(Extracted data entries)
----------------------------------------

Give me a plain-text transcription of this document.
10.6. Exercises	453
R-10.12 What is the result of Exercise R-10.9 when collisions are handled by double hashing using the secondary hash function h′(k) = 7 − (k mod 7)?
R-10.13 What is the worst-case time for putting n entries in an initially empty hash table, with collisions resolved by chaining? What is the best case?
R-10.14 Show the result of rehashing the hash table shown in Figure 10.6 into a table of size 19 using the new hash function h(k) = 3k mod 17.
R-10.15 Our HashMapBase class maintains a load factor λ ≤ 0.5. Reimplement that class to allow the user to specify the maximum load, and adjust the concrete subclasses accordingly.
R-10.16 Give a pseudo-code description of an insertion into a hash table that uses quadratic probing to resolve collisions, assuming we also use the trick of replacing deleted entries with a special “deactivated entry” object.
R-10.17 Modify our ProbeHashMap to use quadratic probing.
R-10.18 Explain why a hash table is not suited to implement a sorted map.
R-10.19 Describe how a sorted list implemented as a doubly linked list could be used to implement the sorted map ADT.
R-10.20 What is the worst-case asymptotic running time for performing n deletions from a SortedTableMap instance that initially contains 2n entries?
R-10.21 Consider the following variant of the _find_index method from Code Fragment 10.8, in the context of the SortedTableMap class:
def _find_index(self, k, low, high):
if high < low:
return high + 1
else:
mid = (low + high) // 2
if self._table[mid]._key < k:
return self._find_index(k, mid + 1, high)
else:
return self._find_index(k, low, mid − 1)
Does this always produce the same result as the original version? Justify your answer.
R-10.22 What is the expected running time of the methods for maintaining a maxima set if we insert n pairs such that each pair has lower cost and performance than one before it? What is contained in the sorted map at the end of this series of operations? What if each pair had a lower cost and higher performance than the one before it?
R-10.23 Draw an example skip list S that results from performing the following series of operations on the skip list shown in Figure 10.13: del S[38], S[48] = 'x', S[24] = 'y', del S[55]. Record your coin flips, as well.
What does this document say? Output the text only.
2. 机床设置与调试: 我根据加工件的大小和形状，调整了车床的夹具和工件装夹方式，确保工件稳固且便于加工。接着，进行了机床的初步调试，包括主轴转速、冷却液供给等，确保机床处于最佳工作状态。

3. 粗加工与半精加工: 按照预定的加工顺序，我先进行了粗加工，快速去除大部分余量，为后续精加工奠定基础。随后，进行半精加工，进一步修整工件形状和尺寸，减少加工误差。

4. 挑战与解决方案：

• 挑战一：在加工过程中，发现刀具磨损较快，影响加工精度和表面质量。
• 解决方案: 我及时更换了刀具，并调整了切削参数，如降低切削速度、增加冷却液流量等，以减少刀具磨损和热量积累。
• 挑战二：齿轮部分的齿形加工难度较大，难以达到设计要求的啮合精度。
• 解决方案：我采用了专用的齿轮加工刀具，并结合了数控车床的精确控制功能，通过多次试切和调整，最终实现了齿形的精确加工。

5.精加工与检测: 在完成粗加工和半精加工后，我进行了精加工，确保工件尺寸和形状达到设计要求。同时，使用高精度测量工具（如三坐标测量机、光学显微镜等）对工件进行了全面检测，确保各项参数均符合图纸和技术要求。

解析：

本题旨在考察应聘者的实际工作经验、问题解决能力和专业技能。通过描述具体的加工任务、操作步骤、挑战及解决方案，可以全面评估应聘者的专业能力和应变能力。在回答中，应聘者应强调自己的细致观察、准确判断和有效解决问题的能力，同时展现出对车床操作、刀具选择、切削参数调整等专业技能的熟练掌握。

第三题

----------------------------------------

■ Given instruction:
Beginning at the line that holds "What does this", write out word for word each line through the end of the records.

■ Task solution:
What does this document say? Output the text only.
2. 机床设置与调试: 我根据加工件的大小和形状，调整了车床的夹具和工件装夹方式，确保工件稳固且便于加工。接着，进行了机床的初步调试，包括主轴转速、冷却液供给等，确保机床处于最佳工作状态。

3. 粗加工与半精加工: 按照预定的加工顺序，我先进行了粗加工，快速去除大部分余量，为后续精加工奠定基础。随后，进行半精加工，进一步修整工件形状和尺寸，减少加工误差。

4. 挑战与解决方案：

• 挑战一：在加工过程中，发现刀具磨损较快，影响加工精度和表面质量。
• 解决方案: 我及时更换了刀具，并调整了切削参数，如降低切削速度、增加冷却液流量等，以减少刀具磨损和热量积累。
• 挑战二：齿轮部分的齿形加工难度较大，难以达到设计要求的啮合精度。
• 解决方案：我采用了专用的齿轮加工刀具，并结合了数控车床的精确控制功能，通过多次试切和调整，最终实现了齿形的精确加工。

5.精加工与检测: 在完成粗加工和半精加工后，我进行了精加工，确保工件尺寸和形状达到设计要求。同时，使用高精度测量工具（如三坐标测量机、光学显微镜等）对工件进行了全面检测，确保各项参数均符合图纸和技术要求。

解析：

本题旨在考察应聘者的实际工作经验、问题解决能力和专业技能。通过描述具体的加工任务、操作步骤、挑战及解决方案，可以全面评估应聘者的专业能力和应变能力。在回答中，应聘者应强调自己的细致观察、准确判断和有效解决问题的能力，同时展现出对车床操作、刀具选择、切削参数调整等专业技能的熟练掌握。

第三题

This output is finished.